WRITTEN INSTRUCTION =
Will you transcribe the entries that follow, exactly and in full?

SOURCE RECORDS =
○ ○ ○ ○
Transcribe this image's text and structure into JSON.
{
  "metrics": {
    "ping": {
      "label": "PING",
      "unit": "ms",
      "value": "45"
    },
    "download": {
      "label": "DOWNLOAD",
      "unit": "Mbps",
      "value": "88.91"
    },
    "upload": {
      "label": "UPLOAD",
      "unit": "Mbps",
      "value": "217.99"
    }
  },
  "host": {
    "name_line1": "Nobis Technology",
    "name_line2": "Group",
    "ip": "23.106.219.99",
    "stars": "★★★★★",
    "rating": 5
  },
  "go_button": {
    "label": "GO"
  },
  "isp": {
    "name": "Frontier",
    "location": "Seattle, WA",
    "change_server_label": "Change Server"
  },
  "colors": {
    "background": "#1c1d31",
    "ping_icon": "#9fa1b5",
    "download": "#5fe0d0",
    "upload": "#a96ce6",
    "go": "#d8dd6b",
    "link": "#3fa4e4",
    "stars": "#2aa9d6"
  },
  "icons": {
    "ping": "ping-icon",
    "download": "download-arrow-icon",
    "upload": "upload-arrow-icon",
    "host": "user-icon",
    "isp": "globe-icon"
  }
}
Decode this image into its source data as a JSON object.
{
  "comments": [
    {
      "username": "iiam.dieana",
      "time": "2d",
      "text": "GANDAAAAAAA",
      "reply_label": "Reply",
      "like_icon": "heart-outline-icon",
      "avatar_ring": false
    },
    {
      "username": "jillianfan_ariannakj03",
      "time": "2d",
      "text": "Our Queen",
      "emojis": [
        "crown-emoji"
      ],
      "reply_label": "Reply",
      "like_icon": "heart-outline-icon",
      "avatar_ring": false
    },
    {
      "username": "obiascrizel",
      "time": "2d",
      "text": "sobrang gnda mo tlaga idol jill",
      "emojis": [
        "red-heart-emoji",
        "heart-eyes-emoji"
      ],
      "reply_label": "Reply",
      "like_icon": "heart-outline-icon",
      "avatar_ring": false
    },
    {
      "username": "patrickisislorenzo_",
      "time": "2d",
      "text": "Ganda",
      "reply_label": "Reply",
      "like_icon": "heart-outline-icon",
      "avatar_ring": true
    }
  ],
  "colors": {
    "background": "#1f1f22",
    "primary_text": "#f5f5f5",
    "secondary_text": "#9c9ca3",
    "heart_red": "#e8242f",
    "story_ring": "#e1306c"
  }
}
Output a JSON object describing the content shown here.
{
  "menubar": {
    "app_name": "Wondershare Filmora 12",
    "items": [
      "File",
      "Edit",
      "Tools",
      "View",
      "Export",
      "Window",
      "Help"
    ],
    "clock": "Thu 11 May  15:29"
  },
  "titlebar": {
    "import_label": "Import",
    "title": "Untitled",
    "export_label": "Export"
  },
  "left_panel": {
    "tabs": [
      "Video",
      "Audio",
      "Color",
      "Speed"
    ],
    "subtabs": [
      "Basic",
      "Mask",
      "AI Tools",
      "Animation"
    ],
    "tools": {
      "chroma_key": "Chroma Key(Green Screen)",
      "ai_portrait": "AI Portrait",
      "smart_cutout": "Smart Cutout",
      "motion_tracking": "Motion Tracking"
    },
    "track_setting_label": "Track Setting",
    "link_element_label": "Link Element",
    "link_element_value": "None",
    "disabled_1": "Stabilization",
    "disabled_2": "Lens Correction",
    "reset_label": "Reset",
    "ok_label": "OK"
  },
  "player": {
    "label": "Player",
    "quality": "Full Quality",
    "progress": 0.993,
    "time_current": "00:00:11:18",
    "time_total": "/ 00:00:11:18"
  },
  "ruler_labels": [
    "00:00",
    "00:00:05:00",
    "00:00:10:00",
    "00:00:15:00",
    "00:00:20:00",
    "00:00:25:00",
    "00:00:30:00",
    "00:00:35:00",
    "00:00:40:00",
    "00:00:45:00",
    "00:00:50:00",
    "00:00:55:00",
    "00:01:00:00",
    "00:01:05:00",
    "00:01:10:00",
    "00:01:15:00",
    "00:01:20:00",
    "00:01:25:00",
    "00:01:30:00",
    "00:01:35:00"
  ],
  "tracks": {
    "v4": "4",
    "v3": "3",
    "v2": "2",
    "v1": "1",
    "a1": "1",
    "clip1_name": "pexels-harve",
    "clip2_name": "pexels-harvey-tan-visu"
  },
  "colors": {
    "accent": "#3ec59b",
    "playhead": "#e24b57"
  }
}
○ ○ ○ ○
REPLY TO THE EXERCISE =
Transcribe this image's text and structure into JSON.
{
  "metrics": {
    "ping": {
      "label": "PING",
      "unit": "ms",
      "value": "45"
    },
    "download": {
      "label": "DOWNLOAD",
      "unit": "Mbps",
      "value": "88.91"
    },
    "upload": {
      "label": "UPLOAD",
      "unit": "Mbps",
      "value": "217.99"
    }
  },
  "host": {
    "name_line1": "Nobis Technology",
    "name_line2": "Group",
    "ip": "23.106.219.99",
    "stars": "★★★★★",
    "rating": 5
  },
  "go_button": {
    "label": "GO"
  },
  "isp": {
    "name": "Frontier",
    "location": "Seattle, WA",
    "change_server_label": "Change Server"
  },
  "colors": {
    "background": "#1c1d31",
    "ping_icon": "#9fa1b5",
    "download": "#5fe0d0",
    "upload": "#a96ce6",
    "go": "#d8dd6b",
    "link": "#3fa4e4",
    "stars": "#2aa9d6"
  },
  "icons": {
    "ping": "ping-icon",
    "download": "download-arrow-icon",
    "upload": "upload-arrow-icon",
    "host": "user-icon",
    "isp": "globe-icon"
  }
}
Decode this image into its source data as a JSON object.
{
  "comments": [
    {
      "username": "iiam.dieana",
      "time": "2d",
      "text": "GANDAAAAAAA",
      "reply_label": "Reply",
      "like_icon": "heart-outline-icon",
      "avatar_ring": false
    },
    {
      "username": "jillianfan_ariannakj03",
      "time": "2d",
      "text": "Our Queen",
      "emojis": [
        "crown-emoji"
      ],
      "reply_label": "Reply",
      "like_icon": "heart-outline-icon",
      "avatar_ring": false
    },
    {
      "username": "obiascrizel",
      "time": "2d",
      "text": "sobrang gnda mo tlaga idol jill",
      "emojis": [
        "red-heart-emoji",
        "heart-eyes-emoji"
      ],
      "reply_label": "Reply",
      "like_icon": "heart-outline-icon",
      "avatar_ring": false
    },
    {
      "username": "patrickisislorenzo_",
      "time": "2d",
      "text": "Ganda",
      "reply_label": "Reply",
      "like_icon": "heart-outline-icon",
      "avatar_ring": true
    }
  ],
  "colors": {
    "background": "#1f1f22",
    "primary_text": "#f5f5f5",
    "secondary_text": "#9c9ca3",
    "heart_red": "#e8242f",
    "story_ring": "#e1306c"
  }
}
Output a JSON object describing the content shown here.
{
  "menubar": {
    "app_name": "Wondershare Filmora 12",
    "items": [
      "File",
      "Edit",
      "Tools",
      "View",
      "Export",
      "Window",
      "Help"
    ],
    "clock": "Thu 11 May  15:29"
  },
  "titlebar": {
    "import_label": "Import",
    "title": "Untitled",
    "export_label": "Export"
  },
  "left_panel": {
    "tabs": [
      "Video",
      "Audio",
      "Color",
      "Speed"
    ],
    "subtabs": [
      "Basic",
      "Mask",
      "AI Tools",
      "Animation"
    ],
    "tools": {
      "chroma_key": "Chroma Key(Green Screen)",
      "ai_portrait": "AI Portrait",
      "smart_cutout": "Smart Cutout",
      "motion_tracking": "Motion Tracking"
    },
    "track_setting_label": "Track Setting",
    "link_element_label": "Link Element",
    "link_element_value": "None",
    "disabled_1": "Stabilization",
    "disabled_2": "Lens Correction",
    "reset_label": "Reset",
    "ok_label": "OK"
  },
  "player": {
    "label": "Player",
    "quality": "Full Quality",
    "progress": 0.993,
    "time_current": "00:00:11:18",
    "time_total": "/ 00:00:11:18"
  },
  "ruler_labels": [
    "00:00",
    "00:00:05:00",
    "00:00:10:00",
    "00:00:15:00",
    "00:00:20:00",
    "00:00:25:00",
    "00:00:30:00",
    "00:00:35:00",
    "00:00:40:00",
    "00:00:45:00",
    "00:00:50:00",
    "00:00:55:00",
    "00:01:00:00",
    "00:01:05:00",
    "00:01:10:00",
    "00:01:15:00",
    "00:01:20:00",
    "00:01:25:00",
    "00:01:30:00",
    "00:01:35:00"
  ],
  "tracks": {
    "v4": "4",
    "v3": "3",
    "v2": "2",
    "v1": "1",
    "a1": "1",
    "clip1_name": "pexels-harve",
    "clip2_name": "pexels-harvey-tan-visu"
  },
  "colors": {
    "accent": "#3ec59b",
    "playhead": "#e24b57"
  }
}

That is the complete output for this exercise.